= WHAT YOU NEED TO DO =
Would you transcribe the listing that follows, character for character, and omit its images?

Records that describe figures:
==================================================

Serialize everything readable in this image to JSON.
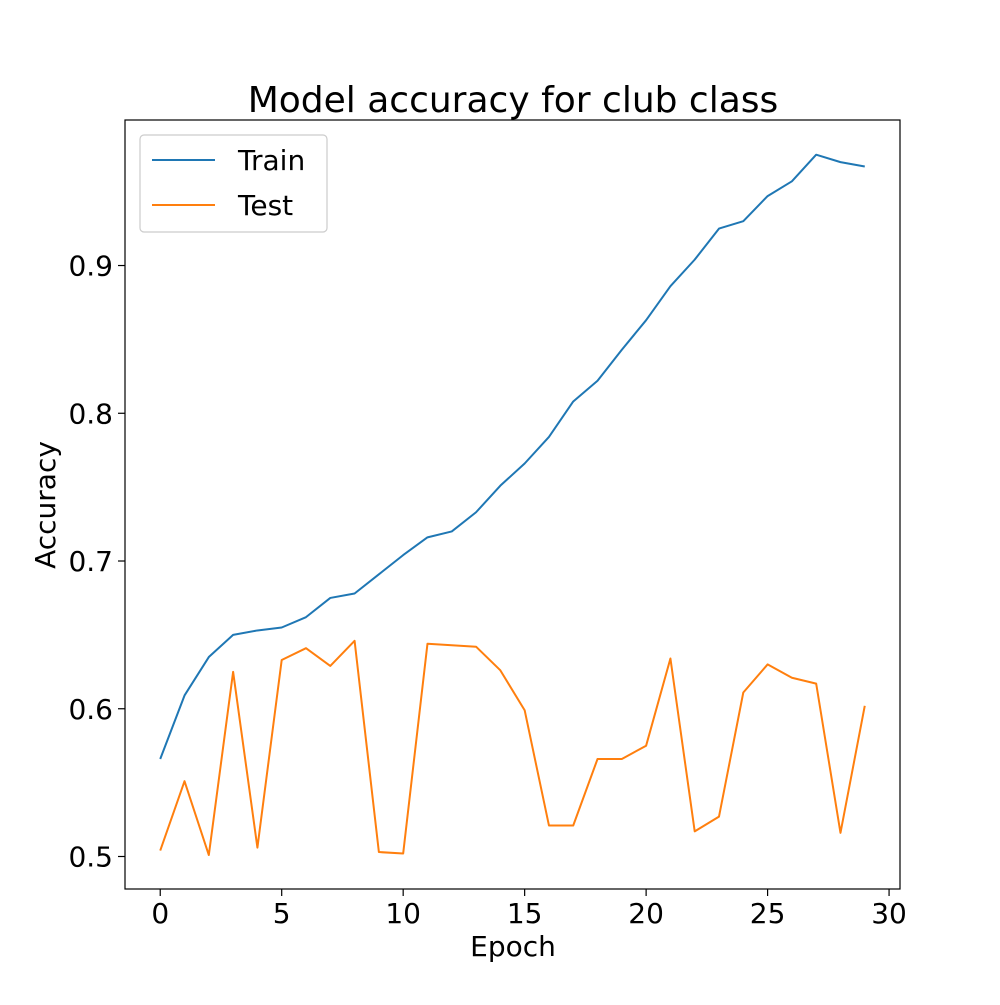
{
  "chart_data": {
    "type": "line",
    "title": "Model accuracy for club class",
    "xlabel": "Epoch",
    "ylabel": "Accuracy",
    "xlim": [
      -1.45,
      30.45
    ],
    "ylim": [
      0.478,
      0.9985
    ],
    "xticks": [
      0,
      5,
      10,
      15,
      20,
      25,
      30
    ],
    "xtick_labels": [
      "0",
      "5",
      "10",
      "15",
      "20",
      "25",
      "30"
    ],
    "yticks": [
      0.5,
      0.6,
      0.7,
      0.8,
      0.9
    ],
    "ytick_labels": [
      "0.5",
      "0.6",
      "0.7",
      "0.8",
      "0.9"
    ],
    "grid": false,
    "legend_position": "top-left",
    "x": [
      0,
      1,
      2,
      3,
      4,
      5,
      6,
      7,
      8,
      9,
      10,
      11,
      12,
      13,
      14,
      15,
      16,
      17,
      18,
      19,
      20,
      21,
      22,
      23,
      24,
      25,
      26,
      27,
      28,
      29
    ],
    "series": [
      {
        "name": "Train",
        "color": "#1f77b4",
        "values": [
          0.566,
          0.609,
          0.635,
          0.65,
          0.653,
          0.655,
          0.662,
          0.675,
          0.678,
          0.691,
          0.704,
          0.716,
          0.72,
          0.733,
          0.751,
          0.766,
          0.784,
          0.808,
          0.822,
          0.843,
          0.863,
          0.886,
          0.904,
          0.925,
          0.93,
          0.947,
          0.957,
          0.975,
          0.97,
          0.967
        ]
      },
      {
        "name": "Test",
        "color": "#ff7f0e",
        "values": [
          0.504,
          0.551,
          0.501,
          0.625,
          0.506,
          0.633,
          0.641,
          0.629,
          0.646,
          0.503,
          0.502,
          0.644,
          0.643,
          0.642,
          0.626,
          0.599,
          0.521,
          0.521,
          0.566,
          0.566,
          0.575,
          0.634,
          0.517,
          0.527,
          0.611,
          0.63,
          0.621,
          0.617,
          0.516,
          0.602
        ]
      }
    ]
  }
}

==================================================

= TASK RESPONSE =
Serialize everything readable in this image to JSON.
{
  "chart_data": {
    "type": "line",
    "title": "Model accuracy for club class",
    "xlabel": "Epoch",
    "ylabel": "Accuracy",
    "xlim": [
      -1.45,
      30.45
    ],
    "ylim": [
      0.478,
      0.9985
    ],
    "xticks": [
      0,
      5,
      10,
      15,
      20,
      25,
      30
    ],
    "xtick_labels": [
      "0",
      "5",
      "10",
      "15",
      "20",
      "25",
      "30"
    ],
    "yticks": [
      0.5,
      0.6,
      0.7,
      0.8,
      0.9
    ],
    "ytick_labels": [
      "0.5",
      "0.6",
      "0.7",
      "0.8",
      "0.9"
    ],
    "grid": false,
    "legend_position": "top-left",
    "x": [
      0,
      1,
      2,
      3,
      4,
      5,
      6,
      7,
      8,
      9,
      10,
      11,
      12,
      13,
      14,
      15,
      16,
      17,
      18,
      19,
      20,
      21,
      22,
      23,
      24,
      25,
      26,
      27,
      28,
      29
    ],
    "series": [
      {
        "name": "Train",
        "color": "#1f77b4",
        "values": [
          0.566,
          0.609,
          0.635,
          0.65,
          0.653,
          0.655,
          0.662,
          0.675,
          0.678,
          0.691,
          0.704,
          0.716,
          0.72,
          0.733,
          0.751,
          0.766,
          0.784,
          0.808,
          0.822,
          0.843,
          0.863,
          0.886,
          0.904,
          0.925,
          0.93,
          0.947,
          0.957,
          0.975,
          0.97,
          0.967
        ]
      },
      {
        "name": "Test",
        "color": "#ff7f0e",
        "values": [
          0.504,
          0.551,
          0.501,
          0.625,
          0.506,
          0.633,
          0.641,
          0.629,
          0.646,
          0.503,
          0.502,
          0.644,
          0.643,
          0.642,
          0.626,
          0.599,
          0.521,
          0.521,
          0.566,
          0.566,
          0.575,
          0.634,
          0.517,
          0.527,
          0.611,
          0.63,
          0.621,
          0.617,
          0.516,
          0.602
        ]
      }
    ]
  }
}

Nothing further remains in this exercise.